Extract each line of the material that follows exactly and omit its pictures.
************
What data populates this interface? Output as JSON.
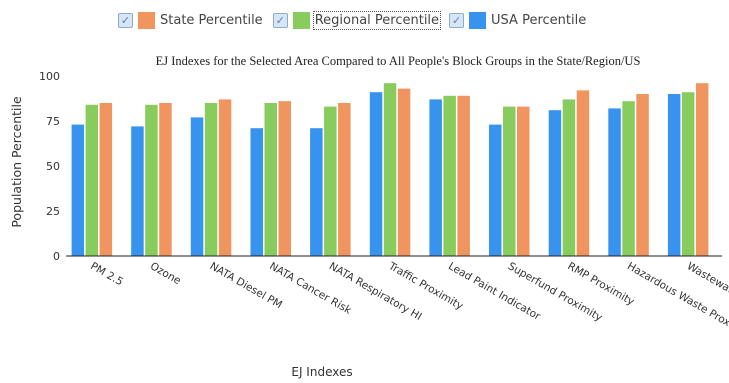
{
  "legend": [
    {
      "name": "State Percentile",
      "color": "#f0955f"
    },
    {
      "name": "Regional Percentile",
      "color": "#88cc5e"
    },
    {
      "name": "USA Percentile",
      "color": "#3793ee"
    }
  ],
  "chart_data": {
    "type": "bar",
    "title": "EJ Indexes for the Selected Area Compared to All People's Block Groups in the State/Region/US",
    "xlabel": "EJ Indexes",
    "ylabel": "Population Percentile",
    "ylim": [
      0,
      100
    ],
    "yticks": [
      0,
      25,
      50,
      75,
      100
    ],
    "legend_position": "top",
    "grid": false,
    "categories": [
      "PM 2.5",
      "Ozone",
      "NATA Diesel PM",
      "NATA Cancer Risk",
      "NATA Respiratory HI",
      "Traffic Proximity",
      "Lead Paint Indicator",
      "Superfund Proximity",
      "RMP Proximity",
      "Hazardous Waste Proximity",
      "Wastewater Discharge Indicator"
    ],
    "series": [
      {
        "name": "USA Percentile",
        "color": "#3793ee",
        "values": [
          73,
          72,
          77,
          71,
          71,
          91,
          87,
          73,
          81,
          82,
          90
        ]
      },
      {
        "name": "Regional Percentile",
        "color": "#88cc5e",
        "values": [
          84,
          84,
          85,
          85,
          83,
          96,
          89,
          83,
          87,
          86,
          91
        ]
      },
      {
        "name": "State Percentile",
        "color": "#f0955f",
        "values": [
          85,
          85,
          87,
          86,
          85,
          93,
          89,
          83,
          92,
          90,
          96
        ]
      }
    ]
  }
}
************
Solution to this problem:
What data populates this interface? Output as JSON.
{
  "legend": [
    {
      "name": "State Percentile",
      "color": "#f0955f"
    },
    {
      "name": "Regional Percentile",
      "color": "#88cc5e"
    },
    {
      "name": "USA Percentile",
      "color": "#3793ee"
    }
  ],
  "chart_data": {
    "type": "bar",
    "title": "EJ Indexes for the Selected Area Compared to All People's Block Groups in the State/Region/US",
    "xlabel": "EJ Indexes",
    "ylabel": "Population Percentile",
    "ylim": [
      0,
      100
    ],
    "yticks": [
      0,
      25,
      50,
      75,
      100
    ],
    "legend_position": "top",
    "grid": false,
    "categories": [
      "PM 2.5",
      "Ozone",
      "NATA Diesel PM",
      "NATA Cancer Risk",
      "NATA Respiratory HI",
      "Traffic Proximity",
      "Lead Paint Indicator",
      "Superfund Proximity",
      "RMP Proximity",
      "Hazardous Waste Proximity",
      "Wastewater Discharge Indicator"
    ],
    "series": [
      {
        "name": "USA Percentile",
        "color": "#3793ee",
        "values": [
          73,
          72,
          77,
          71,
          71,
          91,
          87,
          73,
          81,
          82,
          90
        ]
      },
      {
        "name": "Regional Percentile",
        "color": "#88cc5e",
        "values": [
          84,
          84,
          85,
          85,
          83,
          96,
          89,
          83,
          87,
          86,
          91
        ]
      },
      {
        "name": "State Percentile",
        "color": "#f0955f",
        "values": [
          85,
          85,
          87,
          86,
          85,
          93,
          89,
          83,
          92,
          90,
          96
        ]
      }
    ]
  }
}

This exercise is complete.